Кому два художника показывают альбом с рисунками в рассказе, о котором говорится во фрагменте документа?

▶ Фрагмент документа:
........
Второй рассказ  «Альбом»  был напечатан в первом номере газеты в 1953 года.  Сюжет взят из повседневной жизни районного руководителя. Секретарю райкома Хакимову  в канун Нового года  случайно  два художника показывают альбом с рисунками, которые они набросали во время посещения сельских тружеников во время уборки хлопка. «Мы искали только положительные сюжеты», - пояснил художник.  Рисунки эскизные, но разнообразные. Зоркий взгляд художника останавливался на самых  обыденных приметах  жизни сельчан.  Некоторые рисунки  радовали глаз Хакимова, но попадались и такие, которые  заставили его досадливо поморщиться. Вот, например, очередь у заготпункта.  Конечно, можно говорить о богатом урожае, о чем свидетельствовала колонна машин, но напрашивался вывод и о плохой организационной работе  коллектива заготпункта, не сумевшего наладить ритмический прием поступавшего с полей хлопка-сырца. А вот нарисована женщина, которая пытается сбросить  с себя паранджу.  Секретарь райкома не  был уверен, что снять паранджу ей  разрешат, еще сильны старые шариатские традиции,  и в кишлаках некоторые женщины ходили  в парандже. С этим  еще придется повозиться при проведении воспитательных мероприятий. На такие же или сходные размышления подтолкнули секретаря райкома и другие рисунки в альбоме. Рассказ заканчивался  на оптимистической нотке: в новом году предстоит  интересная работа по выполнению намеченных  планов и устранению  недостатков в работе.
........
▶ Данные, извлеченные из коллекции:
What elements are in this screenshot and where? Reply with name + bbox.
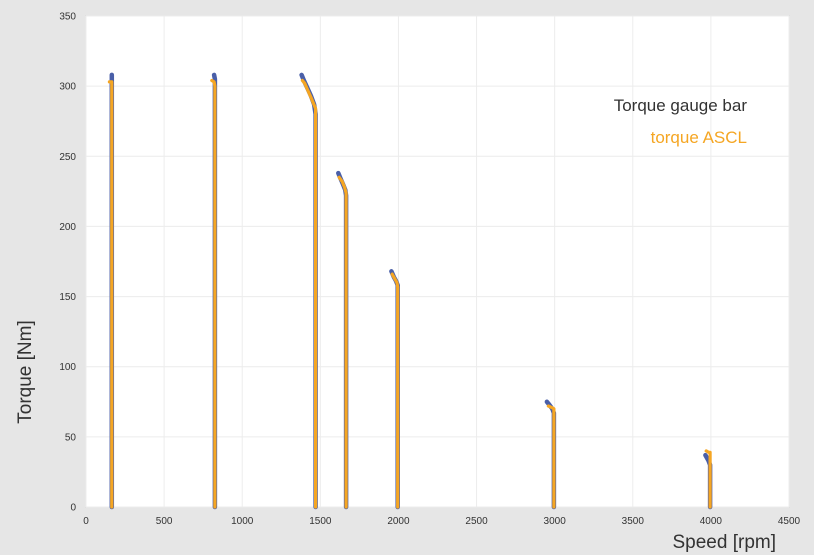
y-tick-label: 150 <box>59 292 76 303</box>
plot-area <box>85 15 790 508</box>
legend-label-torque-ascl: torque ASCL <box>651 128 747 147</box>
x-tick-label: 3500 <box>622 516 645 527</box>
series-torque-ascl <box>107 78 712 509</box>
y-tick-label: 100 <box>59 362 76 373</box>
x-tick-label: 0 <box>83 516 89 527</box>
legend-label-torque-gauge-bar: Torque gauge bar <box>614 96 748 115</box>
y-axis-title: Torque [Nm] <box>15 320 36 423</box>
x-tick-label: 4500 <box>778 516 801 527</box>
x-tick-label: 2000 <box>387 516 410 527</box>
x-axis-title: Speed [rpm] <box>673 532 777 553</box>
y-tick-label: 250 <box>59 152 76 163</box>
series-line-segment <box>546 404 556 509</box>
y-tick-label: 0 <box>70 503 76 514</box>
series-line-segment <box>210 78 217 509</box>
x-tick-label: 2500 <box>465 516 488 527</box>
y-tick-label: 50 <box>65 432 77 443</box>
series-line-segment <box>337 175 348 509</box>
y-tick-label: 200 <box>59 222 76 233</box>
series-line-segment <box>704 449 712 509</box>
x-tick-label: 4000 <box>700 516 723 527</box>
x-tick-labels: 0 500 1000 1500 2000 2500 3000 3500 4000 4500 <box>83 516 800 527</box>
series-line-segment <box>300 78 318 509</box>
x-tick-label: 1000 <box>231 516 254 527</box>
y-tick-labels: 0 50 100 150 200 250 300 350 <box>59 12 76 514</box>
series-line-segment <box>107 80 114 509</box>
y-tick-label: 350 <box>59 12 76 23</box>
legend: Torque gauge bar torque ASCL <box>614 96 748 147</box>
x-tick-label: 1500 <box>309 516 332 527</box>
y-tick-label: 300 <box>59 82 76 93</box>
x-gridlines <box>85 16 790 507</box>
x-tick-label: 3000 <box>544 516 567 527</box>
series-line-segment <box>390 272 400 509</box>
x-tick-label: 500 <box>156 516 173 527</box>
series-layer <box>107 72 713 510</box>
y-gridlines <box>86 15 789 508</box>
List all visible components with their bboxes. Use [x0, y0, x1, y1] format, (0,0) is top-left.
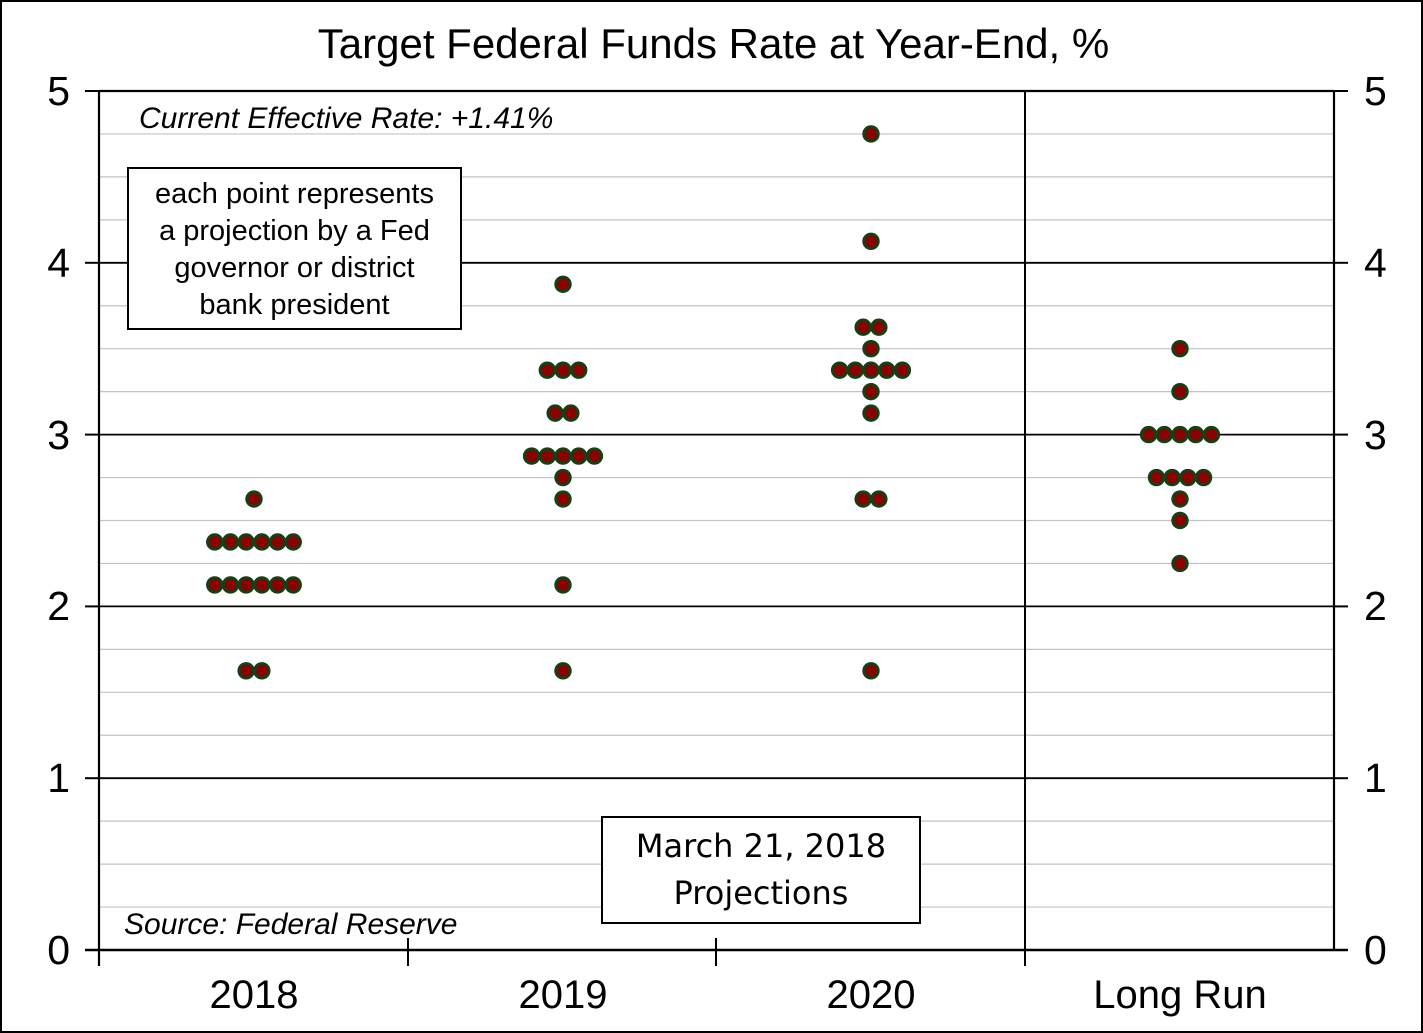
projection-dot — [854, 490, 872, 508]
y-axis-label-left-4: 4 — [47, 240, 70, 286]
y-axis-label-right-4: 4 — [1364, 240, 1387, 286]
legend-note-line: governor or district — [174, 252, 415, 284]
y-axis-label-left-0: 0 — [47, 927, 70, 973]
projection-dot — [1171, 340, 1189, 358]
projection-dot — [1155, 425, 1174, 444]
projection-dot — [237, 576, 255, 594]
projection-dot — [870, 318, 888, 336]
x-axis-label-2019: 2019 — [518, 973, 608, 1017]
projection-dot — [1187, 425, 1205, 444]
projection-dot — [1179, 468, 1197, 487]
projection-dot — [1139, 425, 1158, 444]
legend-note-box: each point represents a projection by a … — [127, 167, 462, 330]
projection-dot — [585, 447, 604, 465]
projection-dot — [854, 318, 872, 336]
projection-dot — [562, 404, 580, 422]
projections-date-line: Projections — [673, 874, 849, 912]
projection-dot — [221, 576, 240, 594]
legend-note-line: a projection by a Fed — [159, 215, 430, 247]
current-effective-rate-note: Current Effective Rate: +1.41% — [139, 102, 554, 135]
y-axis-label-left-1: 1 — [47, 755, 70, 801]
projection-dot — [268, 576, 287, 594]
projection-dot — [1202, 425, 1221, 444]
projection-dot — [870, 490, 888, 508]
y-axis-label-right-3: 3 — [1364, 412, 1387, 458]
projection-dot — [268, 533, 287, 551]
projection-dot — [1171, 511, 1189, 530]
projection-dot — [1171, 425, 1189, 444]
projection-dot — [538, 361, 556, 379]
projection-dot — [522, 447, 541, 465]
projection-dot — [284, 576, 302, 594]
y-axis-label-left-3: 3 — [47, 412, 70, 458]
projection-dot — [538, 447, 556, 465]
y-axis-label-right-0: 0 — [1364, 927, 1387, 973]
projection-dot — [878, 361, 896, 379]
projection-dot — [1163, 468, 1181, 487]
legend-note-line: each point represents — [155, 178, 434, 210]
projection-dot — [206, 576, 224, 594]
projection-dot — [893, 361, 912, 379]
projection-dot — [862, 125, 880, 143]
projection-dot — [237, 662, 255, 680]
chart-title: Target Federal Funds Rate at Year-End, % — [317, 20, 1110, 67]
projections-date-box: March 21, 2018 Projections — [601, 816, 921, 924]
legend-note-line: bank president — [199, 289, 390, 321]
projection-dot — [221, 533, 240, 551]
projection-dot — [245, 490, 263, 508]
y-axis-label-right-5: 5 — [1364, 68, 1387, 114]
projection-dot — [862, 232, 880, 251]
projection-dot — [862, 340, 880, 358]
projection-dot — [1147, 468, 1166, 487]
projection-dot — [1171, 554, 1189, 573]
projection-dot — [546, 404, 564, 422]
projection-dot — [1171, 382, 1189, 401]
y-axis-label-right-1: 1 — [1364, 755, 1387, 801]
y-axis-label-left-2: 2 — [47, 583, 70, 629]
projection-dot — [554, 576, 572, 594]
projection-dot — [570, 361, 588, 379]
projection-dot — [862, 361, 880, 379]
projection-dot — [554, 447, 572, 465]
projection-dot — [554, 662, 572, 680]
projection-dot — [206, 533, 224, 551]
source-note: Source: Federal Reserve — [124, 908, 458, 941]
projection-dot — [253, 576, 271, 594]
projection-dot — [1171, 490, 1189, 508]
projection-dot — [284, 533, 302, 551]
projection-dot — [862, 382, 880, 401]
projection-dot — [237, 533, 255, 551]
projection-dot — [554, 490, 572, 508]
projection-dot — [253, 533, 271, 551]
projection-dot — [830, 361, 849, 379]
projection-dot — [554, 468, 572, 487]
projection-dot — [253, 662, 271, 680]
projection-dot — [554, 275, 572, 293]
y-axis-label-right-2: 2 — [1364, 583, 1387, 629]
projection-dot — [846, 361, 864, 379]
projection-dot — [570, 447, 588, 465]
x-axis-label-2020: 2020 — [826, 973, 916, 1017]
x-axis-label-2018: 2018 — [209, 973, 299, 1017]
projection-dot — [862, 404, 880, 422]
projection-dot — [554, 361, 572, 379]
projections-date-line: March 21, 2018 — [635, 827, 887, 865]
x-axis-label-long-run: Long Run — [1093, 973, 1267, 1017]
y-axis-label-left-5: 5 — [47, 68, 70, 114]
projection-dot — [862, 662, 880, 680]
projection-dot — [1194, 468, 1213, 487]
........
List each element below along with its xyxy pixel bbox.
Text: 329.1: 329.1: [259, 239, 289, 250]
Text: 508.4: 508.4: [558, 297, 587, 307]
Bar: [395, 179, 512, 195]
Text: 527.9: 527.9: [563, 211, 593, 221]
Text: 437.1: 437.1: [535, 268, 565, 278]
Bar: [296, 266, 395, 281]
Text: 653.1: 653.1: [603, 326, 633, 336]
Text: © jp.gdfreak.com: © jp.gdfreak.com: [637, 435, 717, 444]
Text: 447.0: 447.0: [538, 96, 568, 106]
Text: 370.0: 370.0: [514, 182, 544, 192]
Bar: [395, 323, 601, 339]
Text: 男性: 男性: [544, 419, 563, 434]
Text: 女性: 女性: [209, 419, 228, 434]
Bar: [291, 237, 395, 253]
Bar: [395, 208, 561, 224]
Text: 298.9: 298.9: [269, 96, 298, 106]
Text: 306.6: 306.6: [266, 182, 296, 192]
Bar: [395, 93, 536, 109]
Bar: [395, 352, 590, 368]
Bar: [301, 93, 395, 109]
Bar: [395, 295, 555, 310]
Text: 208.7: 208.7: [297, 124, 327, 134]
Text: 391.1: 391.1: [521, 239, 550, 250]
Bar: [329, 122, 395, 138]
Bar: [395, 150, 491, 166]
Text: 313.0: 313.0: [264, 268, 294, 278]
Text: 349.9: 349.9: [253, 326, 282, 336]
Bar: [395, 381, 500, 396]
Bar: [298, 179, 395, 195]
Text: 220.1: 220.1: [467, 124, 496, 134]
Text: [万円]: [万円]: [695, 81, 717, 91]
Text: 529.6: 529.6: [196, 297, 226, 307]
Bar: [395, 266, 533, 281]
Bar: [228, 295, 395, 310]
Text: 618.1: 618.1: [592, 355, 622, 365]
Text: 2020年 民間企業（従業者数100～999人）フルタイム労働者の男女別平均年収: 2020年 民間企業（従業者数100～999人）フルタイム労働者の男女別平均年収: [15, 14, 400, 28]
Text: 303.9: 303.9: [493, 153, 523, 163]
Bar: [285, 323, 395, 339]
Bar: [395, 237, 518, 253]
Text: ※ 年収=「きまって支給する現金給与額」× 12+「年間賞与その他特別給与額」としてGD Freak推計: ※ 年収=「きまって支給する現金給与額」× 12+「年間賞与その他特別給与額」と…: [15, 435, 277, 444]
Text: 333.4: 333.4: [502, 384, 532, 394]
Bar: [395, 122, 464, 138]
........
▶ Письменный ответ:
Секретарю райкома Хакимову.